Dataset rows about figures
------------

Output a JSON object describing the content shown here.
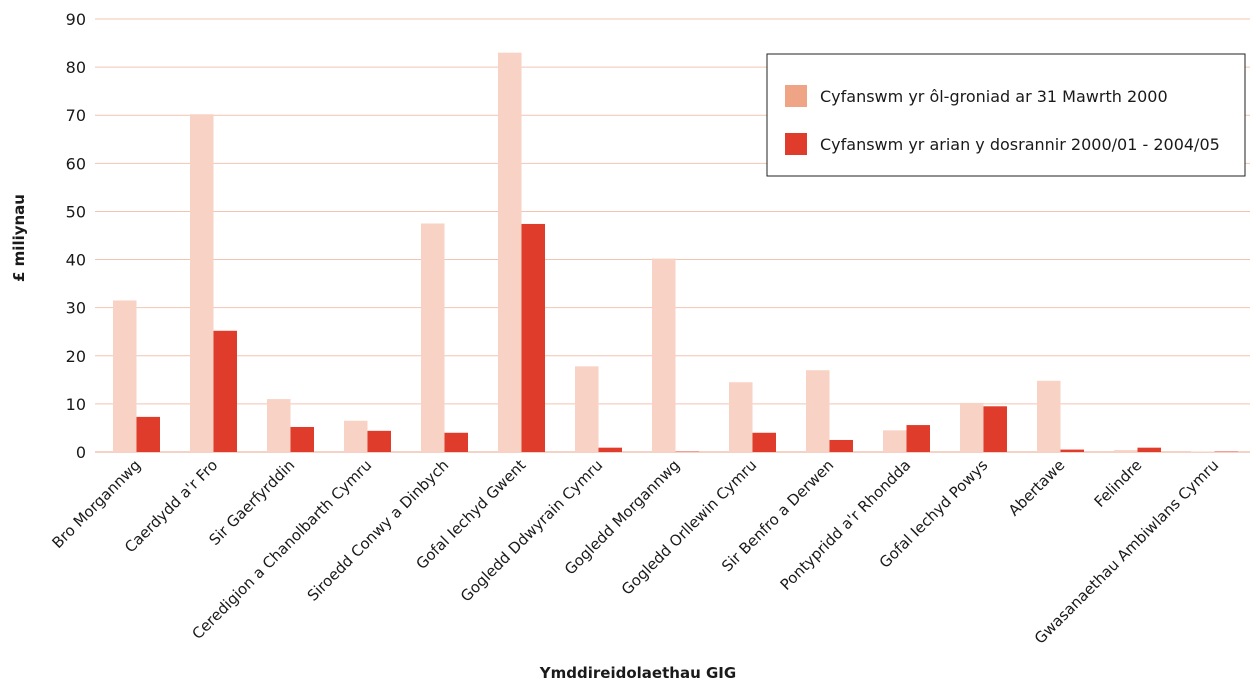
{
  "chart_data": {
    "type": "bar",
    "xlabel": "Ymddireidolaethau GIG",
    "ylabel": "£ miliynau",
    "ylim": [
      0,
      90
    ],
    "yticks": [
      0,
      10,
      20,
      30,
      40,
      50,
      60,
      70,
      80,
      90
    ],
    "grid": true,
    "legend_position": "top-right",
    "categories": [
      "Bro Morgannwg",
      "Caerdydd a'r Fro",
      "Sir Gaerfyrddin",
      "Ceredigion a Chanolbarth Cymru",
      "Siroedd Conwy a Dinbych",
      "Gofal Iechyd Gwent",
      "Gogledd Ddwyrain Cymru",
      "Gogledd Morgannwg",
      "Gogledd Orllewin Cymru",
      "Sir Benfro a Derwen",
      "Pontypridd a'r Rhondda",
      "Gofal Iechyd Powys",
      "Abertawe",
      "Felindre",
      "Gwasanaethau Ambiwlans Cymru"
    ],
    "series": [
      {
        "name": "Cyfanswm yr ôl-groniad ar 31 Mawrth 2000",
        "color": "#f8d2c4",
        "legend_color": "#f0a486",
        "values": [
          31.5,
          70.2,
          11.0,
          6.5,
          47.5,
          83.0,
          17.8,
          40.2,
          14.5,
          17.0,
          4.5,
          10.2,
          14.8,
          0.4,
          0.1
        ]
      },
      {
        "name": "Cyfanswm yr arian y dosrannir 2000/01 - 2004/05",
        "color": "#e03c2c",
        "legend_color": "#e03c2c",
        "values": [
          7.3,
          25.2,
          5.2,
          4.4,
          4.0,
          47.4,
          0.9,
          0.1,
          4.0,
          2.5,
          5.6,
          9.5,
          0.5,
          0.9,
          0.1
        ]
      }
    ]
  }
}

------------

== REQUIRED TASK ==
Using the records above, copy every line that has the word "Cyfanswm" in it.

== REPLY ==
        "name": "Cyfanswm yr ôl-groniad ar 31 Mawrth 2000",
        "name": "Cyfanswm yr arian y dosrannir 2000/01 - 2004/05",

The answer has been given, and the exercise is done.